Pull every line that holds the word "background" from the entries.
* START *
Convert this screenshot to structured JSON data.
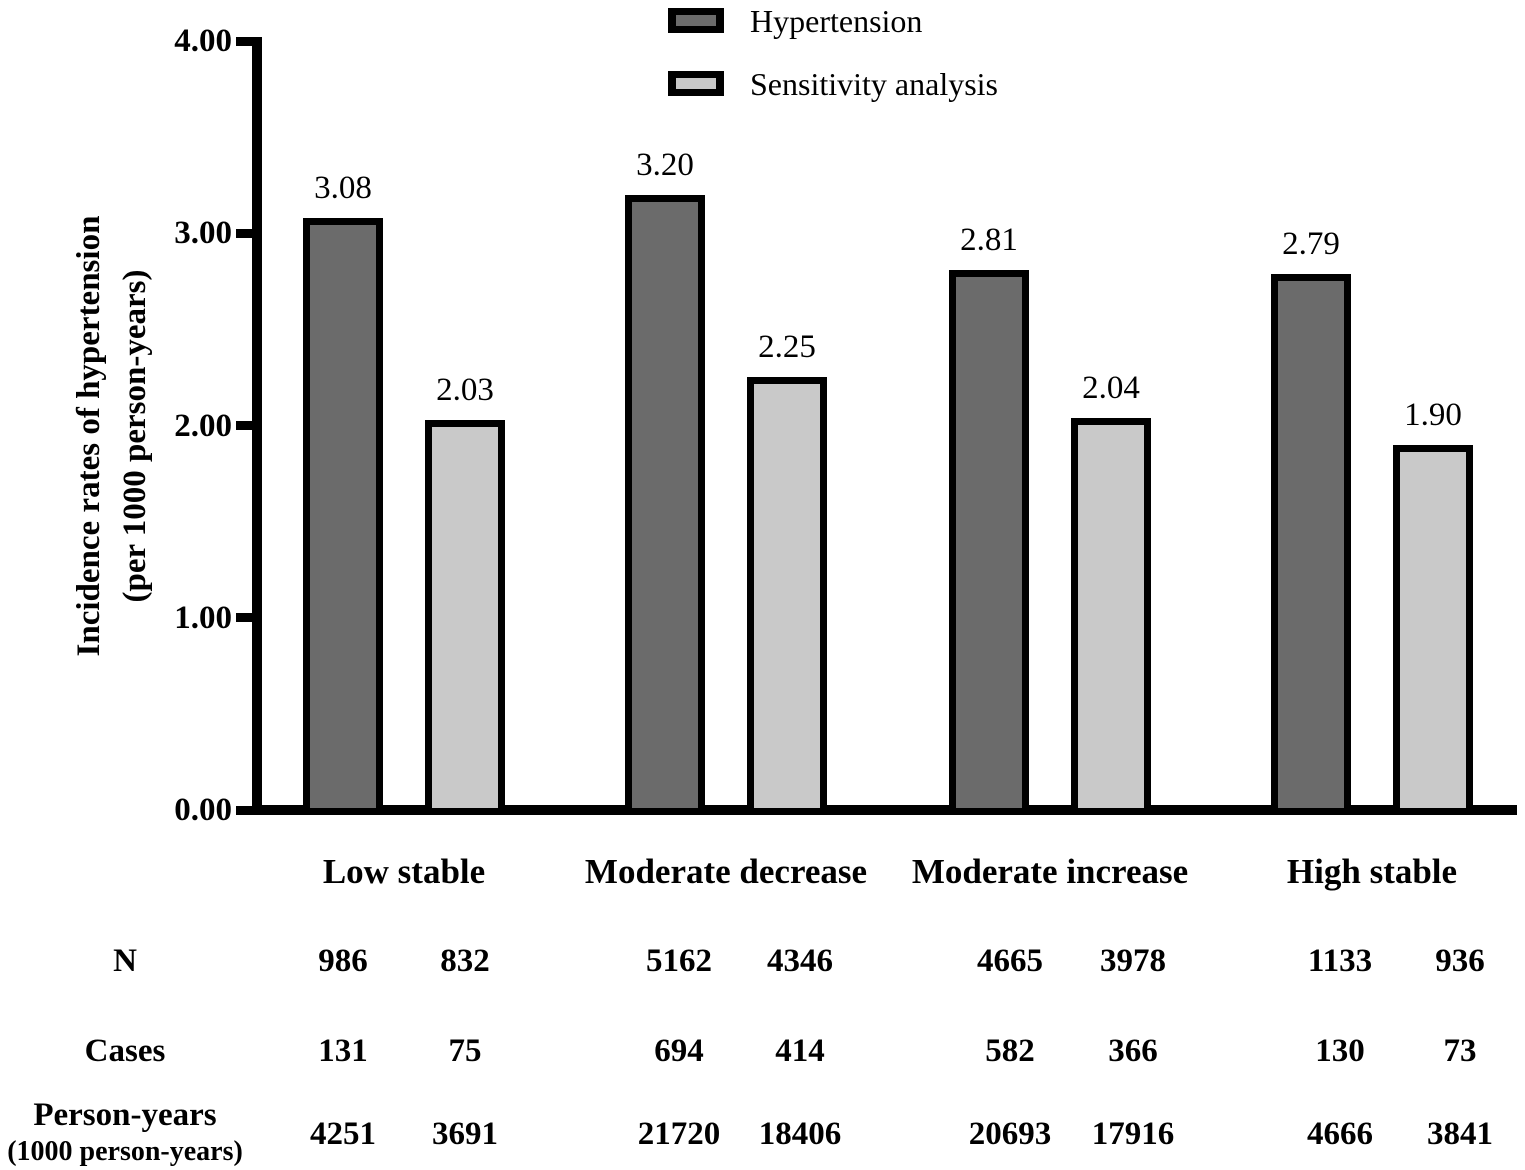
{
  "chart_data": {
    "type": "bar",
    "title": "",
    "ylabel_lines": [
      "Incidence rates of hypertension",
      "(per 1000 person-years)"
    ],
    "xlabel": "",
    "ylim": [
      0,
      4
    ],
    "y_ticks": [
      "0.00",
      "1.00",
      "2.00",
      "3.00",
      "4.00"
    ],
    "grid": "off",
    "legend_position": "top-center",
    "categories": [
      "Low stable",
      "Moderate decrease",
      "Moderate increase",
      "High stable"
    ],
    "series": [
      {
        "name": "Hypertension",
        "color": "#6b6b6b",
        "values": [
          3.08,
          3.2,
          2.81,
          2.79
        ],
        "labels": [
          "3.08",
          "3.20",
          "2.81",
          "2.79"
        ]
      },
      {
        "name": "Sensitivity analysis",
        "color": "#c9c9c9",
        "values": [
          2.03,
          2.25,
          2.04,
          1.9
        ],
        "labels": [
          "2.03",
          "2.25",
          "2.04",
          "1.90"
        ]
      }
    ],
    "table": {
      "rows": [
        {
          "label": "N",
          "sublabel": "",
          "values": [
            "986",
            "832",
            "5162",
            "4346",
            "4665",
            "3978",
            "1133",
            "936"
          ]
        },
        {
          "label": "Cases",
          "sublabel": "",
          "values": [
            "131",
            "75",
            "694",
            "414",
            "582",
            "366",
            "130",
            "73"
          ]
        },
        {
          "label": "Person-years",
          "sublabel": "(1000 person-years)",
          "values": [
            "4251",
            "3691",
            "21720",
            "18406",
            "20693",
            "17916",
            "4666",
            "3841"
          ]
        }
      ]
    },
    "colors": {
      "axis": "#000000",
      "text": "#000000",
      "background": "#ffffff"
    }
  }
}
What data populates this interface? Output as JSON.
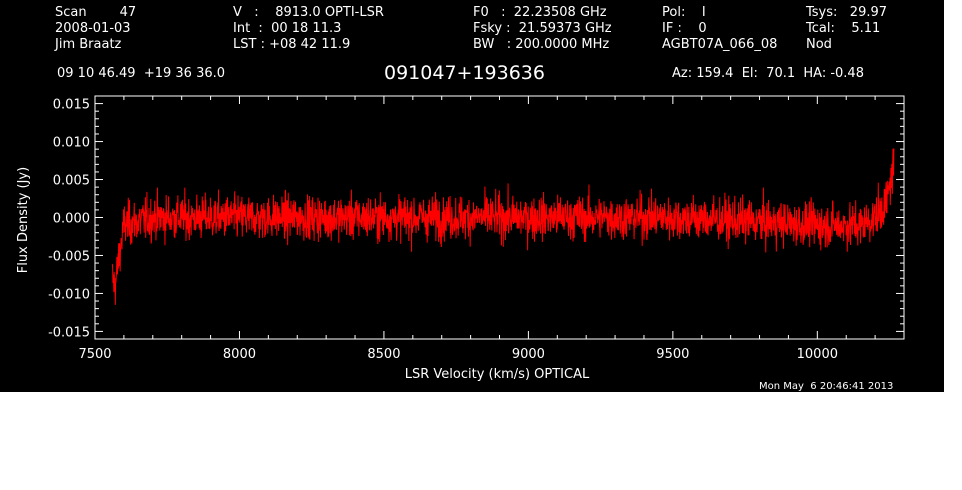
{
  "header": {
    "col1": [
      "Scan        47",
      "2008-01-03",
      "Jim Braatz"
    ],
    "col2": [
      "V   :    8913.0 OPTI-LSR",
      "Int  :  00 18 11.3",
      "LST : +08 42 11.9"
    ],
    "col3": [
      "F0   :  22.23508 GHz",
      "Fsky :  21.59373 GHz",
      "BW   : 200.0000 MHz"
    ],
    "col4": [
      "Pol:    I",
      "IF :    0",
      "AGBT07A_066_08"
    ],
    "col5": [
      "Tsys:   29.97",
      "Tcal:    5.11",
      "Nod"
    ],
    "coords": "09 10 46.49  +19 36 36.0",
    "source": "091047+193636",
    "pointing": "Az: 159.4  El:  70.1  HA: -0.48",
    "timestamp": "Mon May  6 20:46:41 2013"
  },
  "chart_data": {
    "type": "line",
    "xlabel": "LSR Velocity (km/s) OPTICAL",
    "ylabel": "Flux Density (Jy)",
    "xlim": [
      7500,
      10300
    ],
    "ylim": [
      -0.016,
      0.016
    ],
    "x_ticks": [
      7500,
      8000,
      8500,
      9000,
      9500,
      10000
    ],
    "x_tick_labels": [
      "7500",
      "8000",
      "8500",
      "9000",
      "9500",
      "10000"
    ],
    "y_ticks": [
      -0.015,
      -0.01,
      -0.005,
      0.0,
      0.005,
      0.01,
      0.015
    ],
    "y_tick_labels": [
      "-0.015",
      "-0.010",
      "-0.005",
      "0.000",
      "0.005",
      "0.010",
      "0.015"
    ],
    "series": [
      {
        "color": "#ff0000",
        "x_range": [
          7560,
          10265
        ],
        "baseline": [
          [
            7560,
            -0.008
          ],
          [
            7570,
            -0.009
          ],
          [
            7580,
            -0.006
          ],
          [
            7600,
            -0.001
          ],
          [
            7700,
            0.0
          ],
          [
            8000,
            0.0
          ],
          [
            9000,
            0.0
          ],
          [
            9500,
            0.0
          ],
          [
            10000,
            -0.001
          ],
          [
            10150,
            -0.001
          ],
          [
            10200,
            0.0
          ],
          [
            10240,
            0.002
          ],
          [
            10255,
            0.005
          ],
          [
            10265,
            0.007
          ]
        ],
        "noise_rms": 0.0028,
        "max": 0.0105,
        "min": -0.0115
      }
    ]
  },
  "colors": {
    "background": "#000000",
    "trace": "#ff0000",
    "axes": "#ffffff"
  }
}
* END *
Result of this task:
      "background": "#ffffff"
    "background": "#000000",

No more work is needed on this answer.